Data to process >>
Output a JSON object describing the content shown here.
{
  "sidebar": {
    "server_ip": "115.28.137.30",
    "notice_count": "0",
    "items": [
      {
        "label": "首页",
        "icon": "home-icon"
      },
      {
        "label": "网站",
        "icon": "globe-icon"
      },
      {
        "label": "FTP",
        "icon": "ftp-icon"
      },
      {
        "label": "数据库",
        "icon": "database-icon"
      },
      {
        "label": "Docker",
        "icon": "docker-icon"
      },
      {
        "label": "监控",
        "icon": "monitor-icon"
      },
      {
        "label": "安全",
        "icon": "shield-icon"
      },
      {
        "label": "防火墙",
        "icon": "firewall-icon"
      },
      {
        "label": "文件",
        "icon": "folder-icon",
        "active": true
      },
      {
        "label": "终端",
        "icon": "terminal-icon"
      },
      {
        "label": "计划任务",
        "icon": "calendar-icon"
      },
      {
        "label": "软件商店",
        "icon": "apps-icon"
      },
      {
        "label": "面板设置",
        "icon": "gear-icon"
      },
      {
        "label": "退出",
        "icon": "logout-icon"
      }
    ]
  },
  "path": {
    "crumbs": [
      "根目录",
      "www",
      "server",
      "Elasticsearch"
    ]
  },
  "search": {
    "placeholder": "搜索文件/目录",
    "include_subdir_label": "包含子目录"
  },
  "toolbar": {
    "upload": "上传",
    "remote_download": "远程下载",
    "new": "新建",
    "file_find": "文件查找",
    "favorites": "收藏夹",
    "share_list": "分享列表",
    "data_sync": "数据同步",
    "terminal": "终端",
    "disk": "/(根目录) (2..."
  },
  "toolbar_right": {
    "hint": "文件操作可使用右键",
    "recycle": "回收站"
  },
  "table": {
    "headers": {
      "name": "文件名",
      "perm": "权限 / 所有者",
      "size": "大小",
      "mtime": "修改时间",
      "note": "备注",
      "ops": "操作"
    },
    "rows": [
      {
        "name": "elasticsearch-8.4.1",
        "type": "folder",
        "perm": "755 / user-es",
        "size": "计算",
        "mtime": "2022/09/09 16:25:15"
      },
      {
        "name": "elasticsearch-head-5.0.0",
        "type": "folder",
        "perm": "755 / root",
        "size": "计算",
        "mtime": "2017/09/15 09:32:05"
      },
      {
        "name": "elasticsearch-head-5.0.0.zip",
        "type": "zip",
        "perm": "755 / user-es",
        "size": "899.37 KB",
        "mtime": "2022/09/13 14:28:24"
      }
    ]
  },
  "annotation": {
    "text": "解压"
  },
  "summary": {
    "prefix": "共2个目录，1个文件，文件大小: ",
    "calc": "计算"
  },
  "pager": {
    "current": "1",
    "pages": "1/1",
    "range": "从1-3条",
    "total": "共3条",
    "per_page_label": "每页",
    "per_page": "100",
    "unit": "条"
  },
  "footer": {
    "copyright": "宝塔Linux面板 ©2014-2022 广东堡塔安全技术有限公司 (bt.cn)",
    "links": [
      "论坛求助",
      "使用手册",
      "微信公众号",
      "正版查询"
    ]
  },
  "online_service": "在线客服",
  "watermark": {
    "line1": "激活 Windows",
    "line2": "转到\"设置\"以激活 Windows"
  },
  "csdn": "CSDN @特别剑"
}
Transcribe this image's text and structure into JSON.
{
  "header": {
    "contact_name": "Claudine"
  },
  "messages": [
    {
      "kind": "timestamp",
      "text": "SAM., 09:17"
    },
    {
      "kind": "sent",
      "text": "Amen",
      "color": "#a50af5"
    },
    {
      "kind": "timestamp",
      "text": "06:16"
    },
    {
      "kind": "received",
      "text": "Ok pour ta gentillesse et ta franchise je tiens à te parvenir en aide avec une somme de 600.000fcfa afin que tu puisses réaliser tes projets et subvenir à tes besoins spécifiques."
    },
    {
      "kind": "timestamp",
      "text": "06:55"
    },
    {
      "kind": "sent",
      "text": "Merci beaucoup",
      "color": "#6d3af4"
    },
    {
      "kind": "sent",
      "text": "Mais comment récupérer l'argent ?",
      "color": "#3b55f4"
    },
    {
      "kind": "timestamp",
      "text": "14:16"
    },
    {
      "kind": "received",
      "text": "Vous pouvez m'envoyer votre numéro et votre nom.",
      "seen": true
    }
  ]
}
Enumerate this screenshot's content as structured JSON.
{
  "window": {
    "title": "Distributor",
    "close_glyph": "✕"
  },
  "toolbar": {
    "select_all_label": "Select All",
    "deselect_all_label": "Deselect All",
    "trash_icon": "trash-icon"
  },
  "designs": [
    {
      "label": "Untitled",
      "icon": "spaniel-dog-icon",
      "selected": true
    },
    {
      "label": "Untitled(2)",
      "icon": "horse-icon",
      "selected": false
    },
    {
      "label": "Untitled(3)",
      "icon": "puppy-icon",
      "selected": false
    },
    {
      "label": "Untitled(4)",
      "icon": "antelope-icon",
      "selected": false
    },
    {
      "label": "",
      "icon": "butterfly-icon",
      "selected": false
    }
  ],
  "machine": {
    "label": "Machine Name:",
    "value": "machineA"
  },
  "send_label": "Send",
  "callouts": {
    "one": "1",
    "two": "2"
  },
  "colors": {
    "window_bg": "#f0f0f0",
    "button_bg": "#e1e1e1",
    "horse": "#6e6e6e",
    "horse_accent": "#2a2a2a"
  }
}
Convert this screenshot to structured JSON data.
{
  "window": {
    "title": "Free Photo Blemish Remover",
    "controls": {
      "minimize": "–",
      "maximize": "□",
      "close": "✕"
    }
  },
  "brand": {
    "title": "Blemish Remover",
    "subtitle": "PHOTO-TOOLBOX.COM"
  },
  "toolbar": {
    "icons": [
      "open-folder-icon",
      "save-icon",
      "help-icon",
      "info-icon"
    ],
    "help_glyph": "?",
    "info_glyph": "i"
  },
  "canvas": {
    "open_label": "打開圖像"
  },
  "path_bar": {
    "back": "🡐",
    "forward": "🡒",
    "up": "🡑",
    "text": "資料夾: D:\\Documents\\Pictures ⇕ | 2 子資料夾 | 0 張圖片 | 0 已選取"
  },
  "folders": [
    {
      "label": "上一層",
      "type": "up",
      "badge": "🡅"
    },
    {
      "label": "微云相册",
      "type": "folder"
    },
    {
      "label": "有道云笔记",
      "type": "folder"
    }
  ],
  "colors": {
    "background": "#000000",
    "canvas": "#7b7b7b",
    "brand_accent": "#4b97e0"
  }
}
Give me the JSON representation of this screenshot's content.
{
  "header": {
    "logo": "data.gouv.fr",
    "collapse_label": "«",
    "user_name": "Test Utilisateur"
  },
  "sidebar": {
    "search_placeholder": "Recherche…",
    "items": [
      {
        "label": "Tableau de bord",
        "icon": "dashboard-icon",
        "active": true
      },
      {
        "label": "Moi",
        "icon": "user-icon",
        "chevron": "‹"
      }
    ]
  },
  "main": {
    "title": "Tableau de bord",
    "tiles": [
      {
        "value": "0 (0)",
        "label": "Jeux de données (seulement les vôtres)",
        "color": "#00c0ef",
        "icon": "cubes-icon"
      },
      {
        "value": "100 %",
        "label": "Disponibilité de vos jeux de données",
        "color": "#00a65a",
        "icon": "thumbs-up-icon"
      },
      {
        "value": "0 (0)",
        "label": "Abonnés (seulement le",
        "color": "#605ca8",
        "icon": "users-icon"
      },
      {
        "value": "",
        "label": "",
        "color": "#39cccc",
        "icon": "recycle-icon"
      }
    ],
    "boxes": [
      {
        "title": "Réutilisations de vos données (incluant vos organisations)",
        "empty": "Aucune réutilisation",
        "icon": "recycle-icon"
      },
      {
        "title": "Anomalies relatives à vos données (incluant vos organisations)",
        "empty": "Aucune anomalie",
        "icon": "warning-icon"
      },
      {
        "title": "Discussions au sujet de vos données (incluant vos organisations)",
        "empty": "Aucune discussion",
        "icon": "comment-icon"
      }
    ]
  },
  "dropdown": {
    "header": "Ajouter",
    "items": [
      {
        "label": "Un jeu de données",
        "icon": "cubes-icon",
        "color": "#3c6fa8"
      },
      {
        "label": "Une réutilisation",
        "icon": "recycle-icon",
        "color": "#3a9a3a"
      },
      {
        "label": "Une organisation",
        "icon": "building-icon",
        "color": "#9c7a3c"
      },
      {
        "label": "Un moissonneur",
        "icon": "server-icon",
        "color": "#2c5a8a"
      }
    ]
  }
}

The request >>
Write out every line of the data that holds the word "empty".

Result >>
        "empty": "Aucune réutilisation",
        "empty": "Aucune anomalie",
        "empty": "Aucune discussion",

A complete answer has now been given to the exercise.